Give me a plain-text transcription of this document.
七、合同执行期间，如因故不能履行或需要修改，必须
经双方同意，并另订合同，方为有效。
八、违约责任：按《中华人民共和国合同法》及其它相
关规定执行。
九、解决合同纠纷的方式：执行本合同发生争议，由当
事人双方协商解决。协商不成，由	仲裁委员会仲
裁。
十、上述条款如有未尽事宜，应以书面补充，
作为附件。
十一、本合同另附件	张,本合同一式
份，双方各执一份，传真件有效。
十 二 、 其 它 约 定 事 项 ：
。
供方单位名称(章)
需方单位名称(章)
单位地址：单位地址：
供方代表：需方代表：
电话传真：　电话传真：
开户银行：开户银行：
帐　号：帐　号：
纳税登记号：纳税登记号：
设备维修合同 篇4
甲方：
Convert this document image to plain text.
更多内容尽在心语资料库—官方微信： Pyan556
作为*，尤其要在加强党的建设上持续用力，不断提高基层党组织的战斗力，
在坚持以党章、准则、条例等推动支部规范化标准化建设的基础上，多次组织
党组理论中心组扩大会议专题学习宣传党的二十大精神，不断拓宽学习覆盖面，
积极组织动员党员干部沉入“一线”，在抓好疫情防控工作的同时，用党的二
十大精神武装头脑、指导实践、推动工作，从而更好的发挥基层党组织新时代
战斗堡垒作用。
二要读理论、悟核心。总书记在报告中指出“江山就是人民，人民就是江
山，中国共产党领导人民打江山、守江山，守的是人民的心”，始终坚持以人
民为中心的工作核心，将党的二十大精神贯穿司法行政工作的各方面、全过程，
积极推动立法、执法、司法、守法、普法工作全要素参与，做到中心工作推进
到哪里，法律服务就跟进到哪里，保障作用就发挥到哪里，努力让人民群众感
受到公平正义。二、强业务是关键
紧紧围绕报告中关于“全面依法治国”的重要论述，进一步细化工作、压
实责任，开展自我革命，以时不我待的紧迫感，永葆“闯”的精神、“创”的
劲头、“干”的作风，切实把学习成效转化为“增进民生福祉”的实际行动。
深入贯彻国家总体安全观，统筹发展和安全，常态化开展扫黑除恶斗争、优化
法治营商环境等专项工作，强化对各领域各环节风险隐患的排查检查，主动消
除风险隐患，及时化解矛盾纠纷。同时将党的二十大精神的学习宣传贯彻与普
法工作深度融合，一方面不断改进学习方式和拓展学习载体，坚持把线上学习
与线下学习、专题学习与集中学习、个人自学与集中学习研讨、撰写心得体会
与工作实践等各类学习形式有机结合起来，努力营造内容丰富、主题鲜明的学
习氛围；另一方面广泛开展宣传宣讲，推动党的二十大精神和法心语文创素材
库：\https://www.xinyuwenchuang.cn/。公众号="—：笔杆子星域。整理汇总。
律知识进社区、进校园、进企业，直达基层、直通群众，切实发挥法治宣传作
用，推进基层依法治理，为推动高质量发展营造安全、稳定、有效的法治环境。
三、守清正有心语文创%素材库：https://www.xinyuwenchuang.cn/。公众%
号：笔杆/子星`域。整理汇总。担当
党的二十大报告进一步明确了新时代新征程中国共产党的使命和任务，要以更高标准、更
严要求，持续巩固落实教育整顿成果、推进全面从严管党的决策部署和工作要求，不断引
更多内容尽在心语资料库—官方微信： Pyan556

═══

= OBJECTIVE =
Make an exact copy of every entry.

= SOLUTION TO THE PROBLEM =
Give me a plain-text transcription of this document.
七、合同执行期间，如因故不能履行或需要修改，必须
经双方同意，并另订合同，方为有效。
八、违约责任：按《中华人民共和国合同法》及其它相
关规定执行。
九、解决合同纠纷的方式：执行本合同发生争议，由当
事人双方协商解决。协商不成，由	仲裁委员会仲
裁。
十、上述条款如有未尽事宜，应以书面补充，
作为附件。
十一、本合同另附件	张,本合同一式
份，双方各执一份，传真件有效。
十 二 、 其 它 约 定 事 项 ：
。
供方单位名称(章)
需方单位名称(章)
单位地址：单位地址：
供方代表：需方代表：
电话传真：　电话传真：
开户银行：开户银行：
帐　号：帐　号：
纳税登记号：纳税登记号：
设备维修合同 篇4
甲方：
Convert this document image to plain text.
更多内容尽在心语资料库—官方微信： Pyan556
作为*，尤其要在加强党的建设上持续用力，不断提高基层党组织的战斗力，
在坚持以党章、准则、条例等推动支部规范化标准化建设的基础上，多次组织
党组理论中心组扩大会议专题学习宣传党的二十大精神，不断拓宽学习覆盖面，
积极组织动员党员干部沉入“一线”，在抓好疫情防控工作的同时，用党的二
十大精神武装头脑、指导实践、推动工作，从而更好的发挥基层党组织新时代
战斗堡垒作用。
二要读理论、悟核心。总书记在报告中指出“江山就是人民，人民就是江
山，中国共产党领导人民打江山、守江山，守的是人民的心”，始终坚持以人
民为中心的工作核心，将党的二十大精神贯穿司法行政工作的各方面、全过程，
积极推动立法、执法、司法、守法、普法工作全要素参与，做到中心工作推进
到哪里，法律服务就跟进到哪里，保障作用就发挥到哪里，努力让人民群众感
受到公平正义。二、强业务是关键
紧紧围绕报告中关于“全面依法治国”的重要论述，进一步细化工作、压
实责任，开展自我革命，以时不我待的紧迫感，永葆“闯”的精神、“创”的
劲头、“干”的作风，切实把学习成效转化为“增进民生福祉”的实际行动。
深入贯彻国家总体安全观，统筹发展和安全，常态化开展扫黑除恶斗争、优化
法治营商环境等专项工作，强化对各领域各环节风险隐患的排查检查，主动消
除风险隐患，及时化解矛盾纠纷。同时将党的二十大精神的学习宣传贯彻与普
法工作深度融合，一方面不断改进学习方式和拓展学习载体，坚持把线上学习
与线下学习、专题学习与集中学习、个人自学与集中学习研讨、撰写心得体会
与工作实践等各类学习形式有机结合起来，努力营造内容丰富、主题鲜明的学
习氛围；另一方面广泛开展宣传宣讲，推动党的二十大精神和法心语文创素材
库：\https://www.xinyuwenchuang.cn/。公众号="—：笔杆子星域。整理汇总。
律知识进社区、进校园、进企业，直达基层、直通群众，切实发挥法治宣传作
用，推进基层依法治理，为推动高质量发展营造安全、稳定、有效的法治环境。
三、守清正有心语文创%素材库：https://www.xinyuwenchuang.cn/。公众%
号：笔杆/子星`域。整理汇总。担当
党的二十大报告进一步明确了新时代新征程中国共产党的使命和任务，要以更高标准、更
严要求，持续巩固落实教育整顿成果、推进全面从严管党的决策部署和工作要求，不断引
更多内容尽在心语资料库—官方微信： Pyan556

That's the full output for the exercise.